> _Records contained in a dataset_
----------------

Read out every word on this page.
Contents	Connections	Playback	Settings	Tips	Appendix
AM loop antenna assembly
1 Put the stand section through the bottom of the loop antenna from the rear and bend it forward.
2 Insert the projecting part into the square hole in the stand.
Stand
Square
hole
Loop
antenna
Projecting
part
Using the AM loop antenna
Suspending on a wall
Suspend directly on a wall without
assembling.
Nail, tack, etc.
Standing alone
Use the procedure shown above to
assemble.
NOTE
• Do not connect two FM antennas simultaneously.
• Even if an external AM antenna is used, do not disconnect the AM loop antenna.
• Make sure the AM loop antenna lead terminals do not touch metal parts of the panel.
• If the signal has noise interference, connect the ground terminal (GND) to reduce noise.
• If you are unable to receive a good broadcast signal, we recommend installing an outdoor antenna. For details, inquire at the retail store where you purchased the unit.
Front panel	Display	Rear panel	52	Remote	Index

----------------

> _Task to carry out_
Gather, from the listing above, every line carrying the word "hole".

> _Full response_
2 Insert the projecting part into the square hole in the stand.
hole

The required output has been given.